Set task
Without the pictures, return all of the material exactly as written.

++++ Extracted records

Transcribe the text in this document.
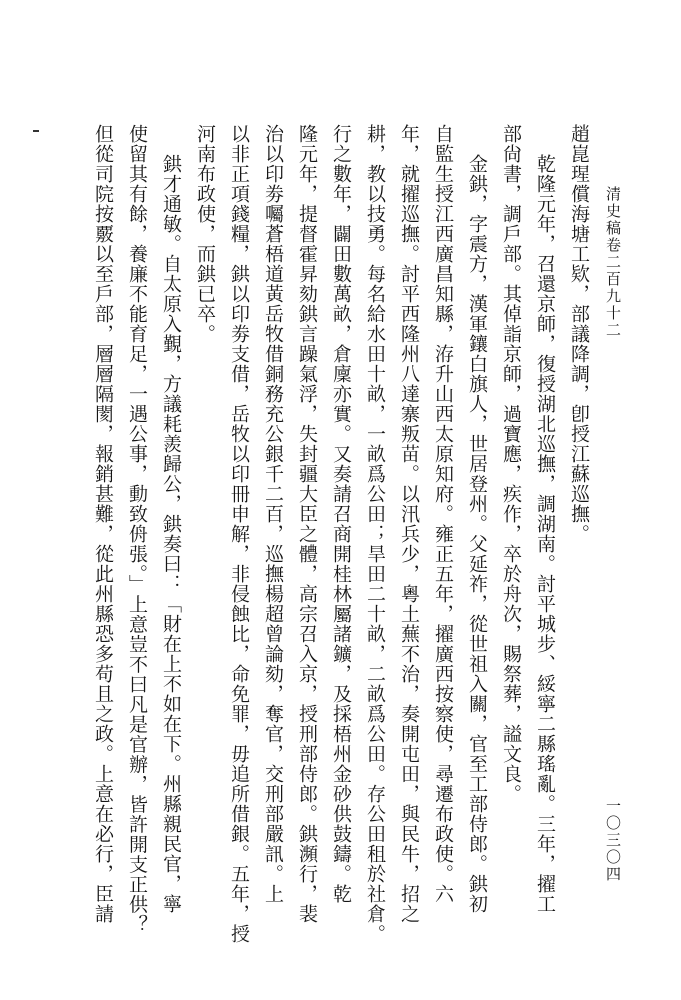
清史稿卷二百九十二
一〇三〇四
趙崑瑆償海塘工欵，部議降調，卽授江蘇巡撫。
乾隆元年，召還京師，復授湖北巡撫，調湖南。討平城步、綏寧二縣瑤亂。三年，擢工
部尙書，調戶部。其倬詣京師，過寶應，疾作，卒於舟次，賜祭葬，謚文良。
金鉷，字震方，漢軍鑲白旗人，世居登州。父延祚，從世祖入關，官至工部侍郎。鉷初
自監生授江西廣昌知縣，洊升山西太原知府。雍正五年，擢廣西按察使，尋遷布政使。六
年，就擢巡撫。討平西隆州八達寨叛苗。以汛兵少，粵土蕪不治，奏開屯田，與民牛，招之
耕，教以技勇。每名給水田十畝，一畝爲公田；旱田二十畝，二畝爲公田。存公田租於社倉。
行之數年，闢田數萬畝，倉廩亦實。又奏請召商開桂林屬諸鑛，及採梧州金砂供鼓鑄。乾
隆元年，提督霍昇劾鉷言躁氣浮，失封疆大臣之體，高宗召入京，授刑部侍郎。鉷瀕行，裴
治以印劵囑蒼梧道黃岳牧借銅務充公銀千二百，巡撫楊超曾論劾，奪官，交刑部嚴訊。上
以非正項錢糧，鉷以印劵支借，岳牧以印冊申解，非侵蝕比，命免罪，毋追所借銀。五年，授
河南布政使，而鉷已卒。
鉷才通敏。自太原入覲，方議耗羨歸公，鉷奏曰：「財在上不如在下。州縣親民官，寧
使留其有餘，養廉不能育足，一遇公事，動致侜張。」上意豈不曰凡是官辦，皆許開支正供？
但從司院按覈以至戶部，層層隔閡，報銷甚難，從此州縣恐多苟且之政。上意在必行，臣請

++++++++

Response to this task
Transcribe the text in this document.
清史稿卷二百九十二
一〇三〇四
趙崑瑆償海塘工欵，部議降調，卽授江蘇巡撫。
乾隆元年，召還京師，復授湖北巡撫，調湖南。討平城步、綏寧二縣瑤亂。三年，擢工
部尙書，調戶部。其倬詣京師，過寶應，疾作，卒於舟次，賜祭葬，謚文良。
金鉷，字震方，漢軍鑲白旗人，世居登州。父延祚，從世祖入關，官至工部侍郎。鉷初
自監生授江西廣昌知縣，洊升山西太原知府。雍正五年，擢廣西按察使，尋遷布政使。六
年，就擢巡撫。討平西隆州八達寨叛苗。以汛兵少，粵土蕪不治，奏開屯田，與民牛，招之
耕，教以技勇。每名給水田十畝，一畝爲公田；旱田二十畝，二畝爲公田。存公田租於社倉。
行之數年，闢田數萬畝，倉廩亦實。又奏請召商開桂林屬諸鑛，及採梧州金砂供鼓鑄。乾
隆元年，提督霍昇劾鉷言躁氣浮，失封疆大臣之體，高宗召入京，授刑部侍郎。鉷瀕行，裴
治以印劵囑蒼梧道黃岳牧借銅務充公銀千二百，巡撫楊超曾論劾，奪官，交刑部嚴訊。上
以非正項錢糧，鉷以印劵支借，岳牧以印冊申解，非侵蝕比，命免罪，毋追所借銀。五年，授
河南布政使，而鉷已卒。
鉷才通敏。自太原入覲，方議耗羨歸公，鉷奏曰：「財在上不如在下。州縣親民官，寧
使留其有餘，養廉不能育足，一遇公事，動致侜張。」上意豈不曰凡是官辦，皆許開支正供？
但從司院按覈以至戶部，層層隔閡，報銷甚難，從此州縣恐多苟且之政。上意在必行，臣請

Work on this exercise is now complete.